Your goal -
State how many lines of the data contain the word "name", and write nothing besides the number.

Data supplied -
==================================================

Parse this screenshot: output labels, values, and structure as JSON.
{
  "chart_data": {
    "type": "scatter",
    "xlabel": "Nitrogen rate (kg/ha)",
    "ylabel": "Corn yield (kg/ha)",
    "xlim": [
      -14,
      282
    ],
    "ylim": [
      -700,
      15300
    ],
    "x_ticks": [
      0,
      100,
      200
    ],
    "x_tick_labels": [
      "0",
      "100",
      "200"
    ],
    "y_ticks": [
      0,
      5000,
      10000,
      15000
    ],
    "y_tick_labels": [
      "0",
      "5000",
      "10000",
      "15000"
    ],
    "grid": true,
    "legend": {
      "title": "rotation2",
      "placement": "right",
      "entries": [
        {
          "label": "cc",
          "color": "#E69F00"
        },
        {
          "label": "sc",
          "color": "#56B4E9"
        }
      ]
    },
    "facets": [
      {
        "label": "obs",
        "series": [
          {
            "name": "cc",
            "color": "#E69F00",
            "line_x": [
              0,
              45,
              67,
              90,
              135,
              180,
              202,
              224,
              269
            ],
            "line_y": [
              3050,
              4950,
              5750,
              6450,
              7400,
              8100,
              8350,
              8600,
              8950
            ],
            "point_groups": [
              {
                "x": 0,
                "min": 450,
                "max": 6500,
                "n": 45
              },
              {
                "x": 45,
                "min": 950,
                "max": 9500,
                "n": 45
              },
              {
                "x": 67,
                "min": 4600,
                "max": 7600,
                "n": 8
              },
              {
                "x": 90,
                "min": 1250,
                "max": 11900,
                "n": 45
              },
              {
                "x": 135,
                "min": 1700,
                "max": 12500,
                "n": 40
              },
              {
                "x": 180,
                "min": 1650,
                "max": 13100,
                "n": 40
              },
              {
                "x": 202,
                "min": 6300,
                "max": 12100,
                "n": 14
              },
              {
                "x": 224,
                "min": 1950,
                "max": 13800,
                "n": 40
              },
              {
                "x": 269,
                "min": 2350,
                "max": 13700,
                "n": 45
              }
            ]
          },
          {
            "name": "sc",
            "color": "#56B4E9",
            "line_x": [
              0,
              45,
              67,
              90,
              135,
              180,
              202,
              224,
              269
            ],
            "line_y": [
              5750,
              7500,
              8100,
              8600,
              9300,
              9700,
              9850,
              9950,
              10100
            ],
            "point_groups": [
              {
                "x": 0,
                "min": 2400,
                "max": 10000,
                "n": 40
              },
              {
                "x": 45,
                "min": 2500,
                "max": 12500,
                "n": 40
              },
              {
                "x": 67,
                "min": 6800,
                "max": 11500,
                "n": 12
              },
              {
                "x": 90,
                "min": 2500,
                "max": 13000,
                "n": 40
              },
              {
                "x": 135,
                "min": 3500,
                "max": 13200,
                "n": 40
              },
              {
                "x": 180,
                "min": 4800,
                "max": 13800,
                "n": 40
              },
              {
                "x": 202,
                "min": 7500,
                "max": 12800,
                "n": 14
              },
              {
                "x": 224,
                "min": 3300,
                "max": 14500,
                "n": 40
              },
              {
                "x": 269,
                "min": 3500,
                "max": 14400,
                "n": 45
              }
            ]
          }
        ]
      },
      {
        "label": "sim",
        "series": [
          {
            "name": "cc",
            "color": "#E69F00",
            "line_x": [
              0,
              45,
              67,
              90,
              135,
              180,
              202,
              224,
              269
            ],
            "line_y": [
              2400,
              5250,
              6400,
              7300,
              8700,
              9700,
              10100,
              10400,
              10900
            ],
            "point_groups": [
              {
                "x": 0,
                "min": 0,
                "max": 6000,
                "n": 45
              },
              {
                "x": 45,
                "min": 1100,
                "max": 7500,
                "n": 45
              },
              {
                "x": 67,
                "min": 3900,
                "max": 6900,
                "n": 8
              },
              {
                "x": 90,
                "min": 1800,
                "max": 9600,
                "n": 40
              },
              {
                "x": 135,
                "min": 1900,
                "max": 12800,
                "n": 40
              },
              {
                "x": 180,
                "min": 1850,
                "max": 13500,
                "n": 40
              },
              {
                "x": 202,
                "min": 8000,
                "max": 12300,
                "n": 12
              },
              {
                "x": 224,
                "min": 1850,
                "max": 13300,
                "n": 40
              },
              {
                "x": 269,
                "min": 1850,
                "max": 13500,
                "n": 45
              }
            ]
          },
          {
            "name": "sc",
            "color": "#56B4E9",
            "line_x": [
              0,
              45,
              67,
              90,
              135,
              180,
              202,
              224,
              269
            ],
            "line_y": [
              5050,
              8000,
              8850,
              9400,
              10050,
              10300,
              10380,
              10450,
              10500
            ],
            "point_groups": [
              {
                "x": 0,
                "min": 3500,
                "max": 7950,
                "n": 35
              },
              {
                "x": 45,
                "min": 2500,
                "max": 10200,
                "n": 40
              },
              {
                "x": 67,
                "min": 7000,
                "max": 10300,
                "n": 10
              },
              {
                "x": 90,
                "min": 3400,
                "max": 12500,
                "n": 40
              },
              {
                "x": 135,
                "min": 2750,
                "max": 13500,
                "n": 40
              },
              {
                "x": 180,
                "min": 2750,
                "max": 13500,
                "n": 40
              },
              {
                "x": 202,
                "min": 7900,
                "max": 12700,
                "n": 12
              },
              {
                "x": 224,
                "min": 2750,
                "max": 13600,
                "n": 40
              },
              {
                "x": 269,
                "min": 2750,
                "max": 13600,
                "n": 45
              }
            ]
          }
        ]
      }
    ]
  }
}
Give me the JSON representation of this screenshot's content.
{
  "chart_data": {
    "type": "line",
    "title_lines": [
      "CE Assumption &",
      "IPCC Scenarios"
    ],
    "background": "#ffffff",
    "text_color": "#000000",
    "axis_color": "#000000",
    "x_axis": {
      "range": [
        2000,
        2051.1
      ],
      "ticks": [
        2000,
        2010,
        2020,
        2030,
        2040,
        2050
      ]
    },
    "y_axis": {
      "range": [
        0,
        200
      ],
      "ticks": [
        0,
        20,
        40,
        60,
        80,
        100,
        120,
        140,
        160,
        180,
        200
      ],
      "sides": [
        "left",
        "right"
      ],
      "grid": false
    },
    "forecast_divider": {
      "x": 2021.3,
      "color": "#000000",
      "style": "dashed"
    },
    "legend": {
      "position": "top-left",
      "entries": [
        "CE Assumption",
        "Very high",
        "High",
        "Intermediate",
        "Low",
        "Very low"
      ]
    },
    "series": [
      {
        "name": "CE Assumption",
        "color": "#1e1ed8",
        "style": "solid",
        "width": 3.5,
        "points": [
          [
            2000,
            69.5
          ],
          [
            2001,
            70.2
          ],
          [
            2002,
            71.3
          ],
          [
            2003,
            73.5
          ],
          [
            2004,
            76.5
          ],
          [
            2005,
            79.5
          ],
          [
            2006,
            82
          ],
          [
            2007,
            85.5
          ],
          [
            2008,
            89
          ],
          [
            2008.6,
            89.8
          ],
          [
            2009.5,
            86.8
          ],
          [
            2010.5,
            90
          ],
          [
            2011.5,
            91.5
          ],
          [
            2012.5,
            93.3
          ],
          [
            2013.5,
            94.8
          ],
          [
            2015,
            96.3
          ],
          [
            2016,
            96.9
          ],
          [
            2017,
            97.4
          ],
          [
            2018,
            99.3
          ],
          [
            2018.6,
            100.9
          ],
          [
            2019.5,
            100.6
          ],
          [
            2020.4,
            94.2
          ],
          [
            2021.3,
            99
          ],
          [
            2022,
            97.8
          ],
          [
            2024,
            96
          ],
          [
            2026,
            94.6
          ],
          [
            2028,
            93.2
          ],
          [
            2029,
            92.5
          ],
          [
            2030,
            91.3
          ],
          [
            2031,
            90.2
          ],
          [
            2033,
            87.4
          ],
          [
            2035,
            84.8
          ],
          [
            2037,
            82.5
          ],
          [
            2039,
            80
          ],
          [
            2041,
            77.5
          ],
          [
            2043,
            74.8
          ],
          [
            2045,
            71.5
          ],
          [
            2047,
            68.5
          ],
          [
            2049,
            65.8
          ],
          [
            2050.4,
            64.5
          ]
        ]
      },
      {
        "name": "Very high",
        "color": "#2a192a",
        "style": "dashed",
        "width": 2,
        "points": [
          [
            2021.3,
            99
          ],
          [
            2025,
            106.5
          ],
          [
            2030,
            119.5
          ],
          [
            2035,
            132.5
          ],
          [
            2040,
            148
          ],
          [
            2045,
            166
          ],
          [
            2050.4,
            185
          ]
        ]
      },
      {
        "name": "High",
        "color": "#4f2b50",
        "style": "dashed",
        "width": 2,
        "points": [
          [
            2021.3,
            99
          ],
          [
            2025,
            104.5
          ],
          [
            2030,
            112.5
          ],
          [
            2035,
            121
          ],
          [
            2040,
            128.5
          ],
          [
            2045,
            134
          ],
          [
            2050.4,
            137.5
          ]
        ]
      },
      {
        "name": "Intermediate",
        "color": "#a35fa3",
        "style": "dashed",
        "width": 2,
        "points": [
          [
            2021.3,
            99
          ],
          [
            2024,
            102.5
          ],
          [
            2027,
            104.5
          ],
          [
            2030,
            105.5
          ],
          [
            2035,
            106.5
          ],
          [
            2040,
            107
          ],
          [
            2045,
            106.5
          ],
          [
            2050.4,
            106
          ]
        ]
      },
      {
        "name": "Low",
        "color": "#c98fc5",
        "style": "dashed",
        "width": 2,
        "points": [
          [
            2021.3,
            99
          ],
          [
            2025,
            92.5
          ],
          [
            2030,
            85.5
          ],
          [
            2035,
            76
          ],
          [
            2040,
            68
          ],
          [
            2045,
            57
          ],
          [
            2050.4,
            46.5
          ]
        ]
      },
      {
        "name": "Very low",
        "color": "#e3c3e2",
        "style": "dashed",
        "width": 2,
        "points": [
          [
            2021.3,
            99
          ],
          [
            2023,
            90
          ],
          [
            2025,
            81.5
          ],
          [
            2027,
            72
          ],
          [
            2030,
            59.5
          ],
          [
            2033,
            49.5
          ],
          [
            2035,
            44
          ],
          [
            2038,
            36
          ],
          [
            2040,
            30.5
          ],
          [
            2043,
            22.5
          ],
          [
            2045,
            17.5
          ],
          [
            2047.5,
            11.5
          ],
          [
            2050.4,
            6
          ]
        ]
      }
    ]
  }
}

==================================================

Response for this exercise -
10